- TASK TO CARRY OUT
Print out the material that follows word for word.

- MATERIAL
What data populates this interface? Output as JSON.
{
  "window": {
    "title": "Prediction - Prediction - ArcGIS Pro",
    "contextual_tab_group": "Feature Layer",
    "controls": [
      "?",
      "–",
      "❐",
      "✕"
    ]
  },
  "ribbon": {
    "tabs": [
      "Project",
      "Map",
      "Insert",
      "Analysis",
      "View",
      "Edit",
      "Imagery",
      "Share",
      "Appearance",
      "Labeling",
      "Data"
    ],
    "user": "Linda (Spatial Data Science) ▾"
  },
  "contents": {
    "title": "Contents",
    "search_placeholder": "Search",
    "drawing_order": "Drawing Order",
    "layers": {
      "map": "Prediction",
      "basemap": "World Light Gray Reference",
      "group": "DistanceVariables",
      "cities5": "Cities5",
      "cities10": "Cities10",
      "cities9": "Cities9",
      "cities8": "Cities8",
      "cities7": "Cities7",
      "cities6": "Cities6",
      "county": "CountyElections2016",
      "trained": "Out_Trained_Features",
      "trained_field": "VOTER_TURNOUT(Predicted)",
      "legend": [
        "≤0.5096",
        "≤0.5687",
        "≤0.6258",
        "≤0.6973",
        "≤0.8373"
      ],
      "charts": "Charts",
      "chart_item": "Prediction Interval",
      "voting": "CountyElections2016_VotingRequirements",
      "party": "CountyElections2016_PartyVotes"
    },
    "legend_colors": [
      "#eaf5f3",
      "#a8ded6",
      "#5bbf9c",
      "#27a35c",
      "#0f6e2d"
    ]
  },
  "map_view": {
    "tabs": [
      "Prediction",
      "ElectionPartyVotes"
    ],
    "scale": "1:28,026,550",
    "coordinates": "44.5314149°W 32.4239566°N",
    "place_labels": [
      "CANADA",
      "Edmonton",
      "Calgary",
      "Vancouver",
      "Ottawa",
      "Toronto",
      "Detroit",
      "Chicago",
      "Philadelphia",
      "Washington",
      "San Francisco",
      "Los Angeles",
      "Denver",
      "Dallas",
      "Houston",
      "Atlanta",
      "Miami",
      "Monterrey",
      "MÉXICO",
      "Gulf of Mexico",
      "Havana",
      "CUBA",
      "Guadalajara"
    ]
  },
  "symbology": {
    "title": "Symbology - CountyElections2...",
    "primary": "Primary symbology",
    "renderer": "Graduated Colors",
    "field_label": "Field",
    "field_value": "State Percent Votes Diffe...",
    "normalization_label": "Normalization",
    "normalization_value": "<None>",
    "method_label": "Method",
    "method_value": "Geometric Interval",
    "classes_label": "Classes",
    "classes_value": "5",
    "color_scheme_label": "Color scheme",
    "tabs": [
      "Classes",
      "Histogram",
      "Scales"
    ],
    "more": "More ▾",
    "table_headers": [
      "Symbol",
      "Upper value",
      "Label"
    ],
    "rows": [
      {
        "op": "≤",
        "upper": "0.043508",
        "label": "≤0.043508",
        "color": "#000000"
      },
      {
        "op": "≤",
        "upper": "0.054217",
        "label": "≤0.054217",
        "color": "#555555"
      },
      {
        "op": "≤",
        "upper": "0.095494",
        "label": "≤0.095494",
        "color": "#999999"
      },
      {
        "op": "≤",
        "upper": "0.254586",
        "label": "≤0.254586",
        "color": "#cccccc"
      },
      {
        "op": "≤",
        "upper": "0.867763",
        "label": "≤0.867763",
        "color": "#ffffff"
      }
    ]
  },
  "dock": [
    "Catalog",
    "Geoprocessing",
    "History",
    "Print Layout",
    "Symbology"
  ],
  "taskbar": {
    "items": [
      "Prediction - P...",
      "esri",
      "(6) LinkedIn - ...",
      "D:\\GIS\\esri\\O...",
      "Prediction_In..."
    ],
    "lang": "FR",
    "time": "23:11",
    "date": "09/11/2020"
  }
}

- WRITTEN RESPONSE
What data populates this interface? Output as JSON.
{
  "window": {
    "title": "Prediction - Prediction - ArcGIS Pro",
    "contextual_tab_group": "Feature Layer",
    "controls": [
      "?",
      "–",
      "❐",
      "✕"
    ]
  },
  "ribbon": {
    "tabs": [
      "Project",
      "Map",
      "Insert",
      "Analysis",
      "View",
      "Edit",
      "Imagery",
      "Share",
      "Appearance",
      "Labeling",
      "Data"
    ],
    "user": "Linda (Spatial Data Science) ▾"
  },
  "contents": {
    "title": "Contents",
    "search_placeholder": "Search",
    "drawing_order": "Drawing Order",
    "layers": {
      "map": "Prediction",
      "basemap": "World Light Gray Reference",
      "group": "DistanceVariables",
      "cities5": "Cities5",
      "cities10": "Cities10",
      "cities9": "Cities9",
      "cities8": "Cities8",
      "cities7": "Cities7",
      "cities6": "Cities6",
      "county": "CountyElections2016",
      "trained": "Out_Trained_Features",
      "trained_field": "VOTER_TURNOUT(Predicted)",
      "legend": [
        "≤0.5096",
        "≤0.5687",
        "≤0.6258",
        "≤0.6973",
        "≤0.8373"
      ],
      "charts": "Charts",
      "chart_item": "Prediction Interval",
      "voting": "CountyElections2016_VotingRequirements",
      "party": "CountyElections2016_PartyVotes"
    },
    "legend_colors": [
      "#eaf5f3",
      "#a8ded6",
      "#5bbf9c",
      "#27a35c",
      "#0f6e2d"
    ]
  },
  "map_view": {
    "tabs": [
      "Prediction",
      "ElectionPartyVotes"
    ],
    "scale": "1:28,026,550",
    "coordinates": "44.5314149°W 32.4239566°N",
    "place_labels": [
      "CANADA",
      "Edmonton",
      "Calgary",
      "Vancouver",
      "Ottawa",
      "Toronto",
      "Detroit",
      "Chicago",
      "Philadelphia",
      "Washington",
      "San Francisco",
      "Los Angeles",
      "Denver",
      "Dallas",
      "Houston",
      "Atlanta",
      "Miami",
      "Monterrey",
      "MÉXICO",
      "Gulf of Mexico",
      "Havana",
      "CUBA",
      "Guadalajara"
    ]
  },
  "symbology": {
    "title": "Symbology - CountyElections2...",
    "primary": "Primary symbology",
    "renderer": "Graduated Colors",
    "field_label": "Field",
    "field_value": "State Percent Votes Diffe...",
    "normalization_label": "Normalization",
    "normalization_value": "<None>",
    "method_label": "Method",
    "method_value": "Geometric Interval",
    "classes_label": "Classes",
    "classes_value": "5",
    "color_scheme_label": "Color scheme",
    "tabs": [
      "Classes",
      "Histogram",
      "Scales"
    ],
    "more": "More ▾",
    "table_headers": [
      "Symbol",
      "Upper value",
      "Label"
    ],
    "rows": [
      {
        "op": "≤",
        "upper": "0.043508",
        "label": "≤0.043508",
        "color": "#000000"
      },
      {
        "op": "≤",
        "upper": "0.054217",
        "label": "≤0.054217",
        "color": "#555555"
      },
      {
        "op": "≤",
        "upper": "0.095494",
        "label": "≤0.095494",
        "color": "#999999"
      },
      {
        "op": "≤",
        "upper": "0.254586",
        "label": "≤0.254586",
        "color": "#cccccc"
      },
      {
        "op": "≤",
        "upper": "0.867763",
        "label": "≤0.867763",
        "color": "#ffffff"
      }
    ]
  },
  "dock": [
    "Catalog",
    "Geoprocessing",
    "History",
    "Print Layout",
    "Symbology"
  ],
  "taskbar": {
    "items": [
      "Prediction - P...",
      "esri",
      "(6) LinkedIn - ...",
      "D:\\GIS\\esri\\O...",
      "Prediction_In..."
    ],
    "lang": "FR",
    "time": "23:11",
    "date": "09/11/2020"
  }
}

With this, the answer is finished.